*Exercise task*.
List every line in this data where the string "Prilikom" occurs.

--- Start ---

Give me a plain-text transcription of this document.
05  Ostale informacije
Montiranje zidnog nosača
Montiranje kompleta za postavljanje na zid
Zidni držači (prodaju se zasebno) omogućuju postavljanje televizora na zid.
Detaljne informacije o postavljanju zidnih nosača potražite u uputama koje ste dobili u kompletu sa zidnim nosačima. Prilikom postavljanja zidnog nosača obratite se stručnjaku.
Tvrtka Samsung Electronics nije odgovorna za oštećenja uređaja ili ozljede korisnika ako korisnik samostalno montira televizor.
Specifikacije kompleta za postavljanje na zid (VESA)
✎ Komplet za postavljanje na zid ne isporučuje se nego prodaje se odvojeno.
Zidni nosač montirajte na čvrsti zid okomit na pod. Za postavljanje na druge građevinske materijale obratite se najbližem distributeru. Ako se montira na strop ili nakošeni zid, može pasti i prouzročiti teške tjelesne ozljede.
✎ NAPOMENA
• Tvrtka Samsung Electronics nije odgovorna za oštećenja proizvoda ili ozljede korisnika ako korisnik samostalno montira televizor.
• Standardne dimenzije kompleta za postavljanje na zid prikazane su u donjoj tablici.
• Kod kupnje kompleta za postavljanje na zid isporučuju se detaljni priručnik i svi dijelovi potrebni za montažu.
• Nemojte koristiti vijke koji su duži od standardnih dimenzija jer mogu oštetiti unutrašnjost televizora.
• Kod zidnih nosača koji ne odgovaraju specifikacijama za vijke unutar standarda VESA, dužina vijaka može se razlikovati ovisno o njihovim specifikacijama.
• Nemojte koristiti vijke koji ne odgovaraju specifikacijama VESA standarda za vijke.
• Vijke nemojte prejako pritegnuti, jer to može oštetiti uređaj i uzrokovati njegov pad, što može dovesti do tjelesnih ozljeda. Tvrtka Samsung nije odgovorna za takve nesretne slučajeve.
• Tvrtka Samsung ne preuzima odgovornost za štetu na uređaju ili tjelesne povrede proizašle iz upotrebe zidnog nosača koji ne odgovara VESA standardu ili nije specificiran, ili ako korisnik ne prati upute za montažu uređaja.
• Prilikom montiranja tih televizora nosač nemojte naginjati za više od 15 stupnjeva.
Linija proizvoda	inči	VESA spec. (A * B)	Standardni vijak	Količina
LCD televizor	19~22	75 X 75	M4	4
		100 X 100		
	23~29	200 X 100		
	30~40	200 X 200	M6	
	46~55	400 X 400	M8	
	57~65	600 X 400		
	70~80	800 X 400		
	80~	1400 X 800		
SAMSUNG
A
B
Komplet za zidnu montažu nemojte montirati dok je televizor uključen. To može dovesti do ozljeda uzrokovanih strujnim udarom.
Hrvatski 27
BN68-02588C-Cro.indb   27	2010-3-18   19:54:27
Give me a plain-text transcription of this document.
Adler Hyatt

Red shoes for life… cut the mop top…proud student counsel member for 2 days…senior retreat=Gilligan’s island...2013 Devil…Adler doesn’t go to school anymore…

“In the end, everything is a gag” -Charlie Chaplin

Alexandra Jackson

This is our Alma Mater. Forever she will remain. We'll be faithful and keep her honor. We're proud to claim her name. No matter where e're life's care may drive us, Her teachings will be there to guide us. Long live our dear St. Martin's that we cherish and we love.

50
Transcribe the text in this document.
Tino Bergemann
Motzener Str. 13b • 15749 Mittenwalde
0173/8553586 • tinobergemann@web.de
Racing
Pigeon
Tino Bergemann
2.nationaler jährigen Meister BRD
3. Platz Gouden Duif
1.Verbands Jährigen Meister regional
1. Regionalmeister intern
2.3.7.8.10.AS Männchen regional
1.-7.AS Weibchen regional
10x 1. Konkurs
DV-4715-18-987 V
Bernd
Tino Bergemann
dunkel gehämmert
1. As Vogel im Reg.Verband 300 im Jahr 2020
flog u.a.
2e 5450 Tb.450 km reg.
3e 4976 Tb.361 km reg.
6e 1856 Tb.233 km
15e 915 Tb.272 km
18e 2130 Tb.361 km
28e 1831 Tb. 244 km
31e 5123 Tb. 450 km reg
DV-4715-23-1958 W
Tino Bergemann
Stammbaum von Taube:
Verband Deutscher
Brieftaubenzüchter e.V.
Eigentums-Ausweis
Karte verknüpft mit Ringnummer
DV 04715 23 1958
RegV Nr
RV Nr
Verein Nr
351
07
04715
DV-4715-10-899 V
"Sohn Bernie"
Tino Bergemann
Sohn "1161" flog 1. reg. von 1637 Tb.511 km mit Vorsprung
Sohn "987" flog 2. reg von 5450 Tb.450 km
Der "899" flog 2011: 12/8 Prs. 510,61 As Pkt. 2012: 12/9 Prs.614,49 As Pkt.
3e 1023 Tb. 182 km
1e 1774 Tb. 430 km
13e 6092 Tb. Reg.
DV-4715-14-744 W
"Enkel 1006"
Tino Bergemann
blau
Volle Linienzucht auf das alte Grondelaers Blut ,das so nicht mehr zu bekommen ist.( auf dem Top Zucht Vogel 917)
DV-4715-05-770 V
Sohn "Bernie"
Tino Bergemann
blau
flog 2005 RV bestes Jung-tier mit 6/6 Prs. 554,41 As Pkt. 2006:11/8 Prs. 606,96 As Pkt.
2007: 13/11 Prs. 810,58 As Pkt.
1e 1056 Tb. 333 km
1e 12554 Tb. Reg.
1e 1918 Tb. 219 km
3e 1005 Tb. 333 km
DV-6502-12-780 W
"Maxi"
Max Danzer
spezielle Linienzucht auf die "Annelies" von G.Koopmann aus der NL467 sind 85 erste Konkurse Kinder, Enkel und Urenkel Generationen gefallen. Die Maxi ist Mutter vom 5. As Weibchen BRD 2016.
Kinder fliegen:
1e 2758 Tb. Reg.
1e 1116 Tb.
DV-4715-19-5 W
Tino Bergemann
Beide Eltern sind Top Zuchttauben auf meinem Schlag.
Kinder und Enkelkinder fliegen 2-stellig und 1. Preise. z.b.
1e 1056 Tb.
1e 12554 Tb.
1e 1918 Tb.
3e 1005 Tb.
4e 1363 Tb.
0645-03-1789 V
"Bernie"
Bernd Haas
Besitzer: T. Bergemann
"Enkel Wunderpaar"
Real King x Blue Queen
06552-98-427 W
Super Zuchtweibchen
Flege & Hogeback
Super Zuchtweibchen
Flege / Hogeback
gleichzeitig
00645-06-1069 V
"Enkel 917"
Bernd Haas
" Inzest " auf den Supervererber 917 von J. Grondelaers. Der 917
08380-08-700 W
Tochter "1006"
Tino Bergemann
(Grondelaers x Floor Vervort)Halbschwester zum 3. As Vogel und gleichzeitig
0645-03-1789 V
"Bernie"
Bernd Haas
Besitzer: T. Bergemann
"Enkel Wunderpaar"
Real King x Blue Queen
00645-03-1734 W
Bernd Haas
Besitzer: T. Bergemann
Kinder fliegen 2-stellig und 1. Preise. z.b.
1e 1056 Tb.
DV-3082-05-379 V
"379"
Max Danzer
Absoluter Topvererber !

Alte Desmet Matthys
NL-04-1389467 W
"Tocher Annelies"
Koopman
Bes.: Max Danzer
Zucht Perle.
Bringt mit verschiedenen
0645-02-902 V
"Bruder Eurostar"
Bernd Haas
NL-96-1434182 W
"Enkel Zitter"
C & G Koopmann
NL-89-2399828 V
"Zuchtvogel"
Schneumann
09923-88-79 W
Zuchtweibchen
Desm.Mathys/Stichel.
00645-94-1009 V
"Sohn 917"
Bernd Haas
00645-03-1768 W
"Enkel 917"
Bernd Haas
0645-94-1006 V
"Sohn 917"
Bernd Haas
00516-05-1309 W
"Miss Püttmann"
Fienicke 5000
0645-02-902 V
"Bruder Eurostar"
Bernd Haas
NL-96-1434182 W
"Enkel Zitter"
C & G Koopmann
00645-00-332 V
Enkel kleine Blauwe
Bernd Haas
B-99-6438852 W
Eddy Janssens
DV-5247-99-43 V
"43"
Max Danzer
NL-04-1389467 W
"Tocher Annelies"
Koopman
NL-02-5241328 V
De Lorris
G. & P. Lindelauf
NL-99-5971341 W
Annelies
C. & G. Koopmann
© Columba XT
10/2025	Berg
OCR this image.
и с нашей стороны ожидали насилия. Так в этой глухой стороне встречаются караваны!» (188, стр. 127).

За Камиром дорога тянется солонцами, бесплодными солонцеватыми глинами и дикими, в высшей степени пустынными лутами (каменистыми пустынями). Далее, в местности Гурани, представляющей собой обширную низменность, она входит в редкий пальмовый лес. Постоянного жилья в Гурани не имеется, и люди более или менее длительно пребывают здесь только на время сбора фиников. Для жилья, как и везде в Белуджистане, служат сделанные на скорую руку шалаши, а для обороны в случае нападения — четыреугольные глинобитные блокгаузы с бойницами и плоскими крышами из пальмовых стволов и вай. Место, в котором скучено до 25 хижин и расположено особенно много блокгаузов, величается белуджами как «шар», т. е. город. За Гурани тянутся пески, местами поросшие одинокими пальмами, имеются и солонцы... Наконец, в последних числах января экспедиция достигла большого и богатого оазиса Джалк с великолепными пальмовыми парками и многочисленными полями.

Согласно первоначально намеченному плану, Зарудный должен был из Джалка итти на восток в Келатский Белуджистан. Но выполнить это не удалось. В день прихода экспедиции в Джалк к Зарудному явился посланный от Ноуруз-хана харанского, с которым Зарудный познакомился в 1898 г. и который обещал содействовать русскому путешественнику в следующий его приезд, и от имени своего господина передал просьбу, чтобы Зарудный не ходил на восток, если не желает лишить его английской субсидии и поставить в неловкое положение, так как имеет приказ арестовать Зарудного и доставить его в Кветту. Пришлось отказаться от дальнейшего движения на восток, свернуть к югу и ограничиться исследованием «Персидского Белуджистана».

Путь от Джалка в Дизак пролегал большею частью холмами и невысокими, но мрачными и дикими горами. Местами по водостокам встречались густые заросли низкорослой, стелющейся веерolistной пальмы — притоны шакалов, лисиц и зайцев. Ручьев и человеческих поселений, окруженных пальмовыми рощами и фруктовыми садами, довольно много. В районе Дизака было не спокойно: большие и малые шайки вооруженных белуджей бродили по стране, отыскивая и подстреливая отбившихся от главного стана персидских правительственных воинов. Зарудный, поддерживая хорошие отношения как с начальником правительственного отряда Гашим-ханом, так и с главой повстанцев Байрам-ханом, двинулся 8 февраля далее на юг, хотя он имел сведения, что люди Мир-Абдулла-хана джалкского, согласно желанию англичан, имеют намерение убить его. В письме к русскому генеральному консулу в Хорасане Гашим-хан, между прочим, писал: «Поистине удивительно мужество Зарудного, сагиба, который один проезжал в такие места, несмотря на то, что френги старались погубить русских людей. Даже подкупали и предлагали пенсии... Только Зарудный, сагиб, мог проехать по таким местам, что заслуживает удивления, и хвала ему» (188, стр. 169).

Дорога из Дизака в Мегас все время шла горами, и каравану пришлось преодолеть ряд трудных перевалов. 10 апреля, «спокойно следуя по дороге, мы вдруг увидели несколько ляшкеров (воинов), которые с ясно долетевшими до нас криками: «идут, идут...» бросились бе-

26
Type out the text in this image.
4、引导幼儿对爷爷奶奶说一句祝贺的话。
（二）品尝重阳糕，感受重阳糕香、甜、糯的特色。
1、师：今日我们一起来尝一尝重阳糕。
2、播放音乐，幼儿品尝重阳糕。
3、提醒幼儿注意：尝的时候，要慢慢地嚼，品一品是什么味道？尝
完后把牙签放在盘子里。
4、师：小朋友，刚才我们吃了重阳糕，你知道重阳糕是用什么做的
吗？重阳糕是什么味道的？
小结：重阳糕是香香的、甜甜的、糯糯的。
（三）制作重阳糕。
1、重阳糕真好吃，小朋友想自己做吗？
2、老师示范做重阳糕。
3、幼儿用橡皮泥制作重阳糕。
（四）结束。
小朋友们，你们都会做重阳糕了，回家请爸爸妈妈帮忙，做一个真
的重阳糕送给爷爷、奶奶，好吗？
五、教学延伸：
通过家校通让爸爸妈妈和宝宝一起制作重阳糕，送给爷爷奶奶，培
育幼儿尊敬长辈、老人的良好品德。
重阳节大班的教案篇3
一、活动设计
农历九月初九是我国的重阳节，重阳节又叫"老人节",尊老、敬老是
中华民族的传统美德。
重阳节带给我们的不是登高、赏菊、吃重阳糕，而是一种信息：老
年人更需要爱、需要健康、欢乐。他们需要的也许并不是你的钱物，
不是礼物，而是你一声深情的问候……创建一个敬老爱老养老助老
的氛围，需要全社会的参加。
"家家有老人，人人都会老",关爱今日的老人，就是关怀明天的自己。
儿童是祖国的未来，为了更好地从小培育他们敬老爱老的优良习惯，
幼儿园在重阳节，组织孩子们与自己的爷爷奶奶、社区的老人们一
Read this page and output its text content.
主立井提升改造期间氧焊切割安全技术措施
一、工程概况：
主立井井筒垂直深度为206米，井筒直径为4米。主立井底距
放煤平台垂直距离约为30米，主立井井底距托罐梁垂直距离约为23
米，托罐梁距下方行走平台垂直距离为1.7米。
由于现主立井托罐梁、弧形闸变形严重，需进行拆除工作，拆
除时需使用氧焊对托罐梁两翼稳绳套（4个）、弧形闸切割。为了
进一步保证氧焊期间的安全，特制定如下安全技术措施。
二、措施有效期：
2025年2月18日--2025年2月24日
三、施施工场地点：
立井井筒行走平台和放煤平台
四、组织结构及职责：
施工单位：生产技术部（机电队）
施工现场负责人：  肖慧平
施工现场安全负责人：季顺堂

--- End ---

*Reply*.
Detaljne informacije o postavljanju zidnih nosača potražite u uputama koje ste dobili u kompletu sa zidnim nosačima. Prilikom postavljanja zidnog nosača obratite se stručnjaku.
• Prilikom montiranja tih televizora nosač nemojte naginjati za više od 15 stupnjeva.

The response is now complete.